### [The request]
Find and copy lines holding "xlabel".
-- begin The input --
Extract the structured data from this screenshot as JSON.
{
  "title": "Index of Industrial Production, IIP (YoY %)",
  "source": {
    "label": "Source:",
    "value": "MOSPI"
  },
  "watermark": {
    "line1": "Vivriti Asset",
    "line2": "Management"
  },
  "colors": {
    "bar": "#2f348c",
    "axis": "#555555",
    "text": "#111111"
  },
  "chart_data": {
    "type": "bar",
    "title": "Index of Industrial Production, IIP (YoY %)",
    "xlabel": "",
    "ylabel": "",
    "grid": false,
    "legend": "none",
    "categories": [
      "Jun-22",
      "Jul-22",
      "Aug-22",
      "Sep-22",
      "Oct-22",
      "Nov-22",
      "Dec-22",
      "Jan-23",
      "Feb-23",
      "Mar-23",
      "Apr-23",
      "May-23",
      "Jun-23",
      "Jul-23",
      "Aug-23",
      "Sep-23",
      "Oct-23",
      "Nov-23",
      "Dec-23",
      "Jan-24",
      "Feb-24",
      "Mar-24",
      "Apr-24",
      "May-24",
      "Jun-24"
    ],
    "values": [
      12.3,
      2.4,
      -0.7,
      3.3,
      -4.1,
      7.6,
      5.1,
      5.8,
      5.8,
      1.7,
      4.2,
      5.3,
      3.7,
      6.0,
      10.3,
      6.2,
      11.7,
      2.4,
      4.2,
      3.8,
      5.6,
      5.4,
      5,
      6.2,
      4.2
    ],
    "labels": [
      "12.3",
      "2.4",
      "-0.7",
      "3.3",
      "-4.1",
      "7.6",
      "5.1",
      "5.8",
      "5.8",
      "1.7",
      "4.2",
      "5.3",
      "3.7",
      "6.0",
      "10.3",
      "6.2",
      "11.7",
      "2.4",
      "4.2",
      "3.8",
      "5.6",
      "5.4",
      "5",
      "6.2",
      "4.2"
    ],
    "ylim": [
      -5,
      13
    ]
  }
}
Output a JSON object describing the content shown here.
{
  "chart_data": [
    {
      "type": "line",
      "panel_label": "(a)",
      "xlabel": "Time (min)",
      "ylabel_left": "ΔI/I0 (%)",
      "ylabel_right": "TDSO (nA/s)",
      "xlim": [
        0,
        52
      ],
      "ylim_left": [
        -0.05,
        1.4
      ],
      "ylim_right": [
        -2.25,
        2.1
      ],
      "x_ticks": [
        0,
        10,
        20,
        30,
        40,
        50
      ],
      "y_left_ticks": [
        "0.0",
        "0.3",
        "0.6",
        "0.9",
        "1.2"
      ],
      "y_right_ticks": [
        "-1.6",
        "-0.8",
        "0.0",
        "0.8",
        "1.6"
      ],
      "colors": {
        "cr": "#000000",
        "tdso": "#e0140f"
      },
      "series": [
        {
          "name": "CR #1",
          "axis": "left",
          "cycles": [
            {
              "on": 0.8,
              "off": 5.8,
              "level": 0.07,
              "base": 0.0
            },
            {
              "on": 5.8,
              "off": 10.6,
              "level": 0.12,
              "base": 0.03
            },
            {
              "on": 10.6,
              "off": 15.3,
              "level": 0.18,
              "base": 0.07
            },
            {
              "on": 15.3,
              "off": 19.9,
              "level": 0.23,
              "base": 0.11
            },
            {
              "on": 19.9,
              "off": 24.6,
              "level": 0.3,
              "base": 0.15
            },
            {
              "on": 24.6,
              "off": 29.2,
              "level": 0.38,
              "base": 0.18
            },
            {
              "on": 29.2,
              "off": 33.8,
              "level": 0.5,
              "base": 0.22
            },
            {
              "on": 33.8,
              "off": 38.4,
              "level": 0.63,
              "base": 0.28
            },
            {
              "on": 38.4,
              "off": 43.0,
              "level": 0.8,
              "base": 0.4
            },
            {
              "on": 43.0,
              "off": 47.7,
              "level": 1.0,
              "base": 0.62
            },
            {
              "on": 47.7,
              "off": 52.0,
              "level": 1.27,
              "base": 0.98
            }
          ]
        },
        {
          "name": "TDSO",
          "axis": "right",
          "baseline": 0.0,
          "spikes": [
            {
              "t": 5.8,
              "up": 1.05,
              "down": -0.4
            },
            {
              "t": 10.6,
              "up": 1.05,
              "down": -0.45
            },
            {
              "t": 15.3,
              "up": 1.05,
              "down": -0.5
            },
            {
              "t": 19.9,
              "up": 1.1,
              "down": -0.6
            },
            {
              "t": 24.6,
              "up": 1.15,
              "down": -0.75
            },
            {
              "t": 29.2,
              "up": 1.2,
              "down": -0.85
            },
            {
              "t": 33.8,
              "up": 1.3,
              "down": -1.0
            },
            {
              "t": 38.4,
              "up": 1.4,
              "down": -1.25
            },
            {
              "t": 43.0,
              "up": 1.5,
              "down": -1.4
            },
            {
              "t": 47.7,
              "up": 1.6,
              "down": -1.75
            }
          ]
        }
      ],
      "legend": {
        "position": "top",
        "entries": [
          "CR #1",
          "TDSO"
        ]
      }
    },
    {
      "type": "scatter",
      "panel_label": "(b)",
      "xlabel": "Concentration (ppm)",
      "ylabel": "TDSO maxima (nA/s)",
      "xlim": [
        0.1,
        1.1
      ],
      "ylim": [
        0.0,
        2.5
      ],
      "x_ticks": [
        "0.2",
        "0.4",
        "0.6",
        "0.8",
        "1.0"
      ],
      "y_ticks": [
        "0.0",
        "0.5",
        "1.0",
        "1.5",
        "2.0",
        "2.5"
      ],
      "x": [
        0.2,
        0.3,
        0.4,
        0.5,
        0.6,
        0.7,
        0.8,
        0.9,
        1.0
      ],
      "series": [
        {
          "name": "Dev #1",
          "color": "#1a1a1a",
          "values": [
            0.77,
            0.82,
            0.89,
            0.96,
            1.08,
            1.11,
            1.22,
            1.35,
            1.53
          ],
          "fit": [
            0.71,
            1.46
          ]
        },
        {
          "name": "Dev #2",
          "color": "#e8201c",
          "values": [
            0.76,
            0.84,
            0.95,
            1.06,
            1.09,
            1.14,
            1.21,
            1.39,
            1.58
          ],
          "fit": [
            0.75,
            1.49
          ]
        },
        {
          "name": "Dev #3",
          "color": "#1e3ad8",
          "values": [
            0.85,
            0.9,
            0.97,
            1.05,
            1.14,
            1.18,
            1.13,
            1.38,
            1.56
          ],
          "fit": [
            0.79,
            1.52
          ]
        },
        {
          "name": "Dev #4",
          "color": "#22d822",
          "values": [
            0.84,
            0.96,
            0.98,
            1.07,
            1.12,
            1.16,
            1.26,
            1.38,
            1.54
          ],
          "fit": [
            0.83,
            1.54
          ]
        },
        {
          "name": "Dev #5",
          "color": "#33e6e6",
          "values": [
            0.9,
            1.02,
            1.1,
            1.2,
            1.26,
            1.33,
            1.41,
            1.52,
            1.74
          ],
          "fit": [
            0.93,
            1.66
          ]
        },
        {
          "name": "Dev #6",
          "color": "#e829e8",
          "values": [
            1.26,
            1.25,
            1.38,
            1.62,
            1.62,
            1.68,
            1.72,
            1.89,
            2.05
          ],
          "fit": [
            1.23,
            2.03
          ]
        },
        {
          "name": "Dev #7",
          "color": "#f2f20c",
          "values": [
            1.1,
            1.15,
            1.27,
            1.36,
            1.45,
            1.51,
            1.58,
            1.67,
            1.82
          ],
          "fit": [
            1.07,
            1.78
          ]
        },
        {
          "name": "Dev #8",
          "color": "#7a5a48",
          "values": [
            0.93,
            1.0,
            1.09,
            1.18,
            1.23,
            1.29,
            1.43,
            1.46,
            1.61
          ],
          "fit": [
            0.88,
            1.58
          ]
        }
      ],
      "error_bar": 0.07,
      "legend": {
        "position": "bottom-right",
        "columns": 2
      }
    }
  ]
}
-- end The input --
### [Response to this task]
    "xlabel": "",
      "xlabel": "Time (min)",
      "xlabel": "Concentration (ppm)",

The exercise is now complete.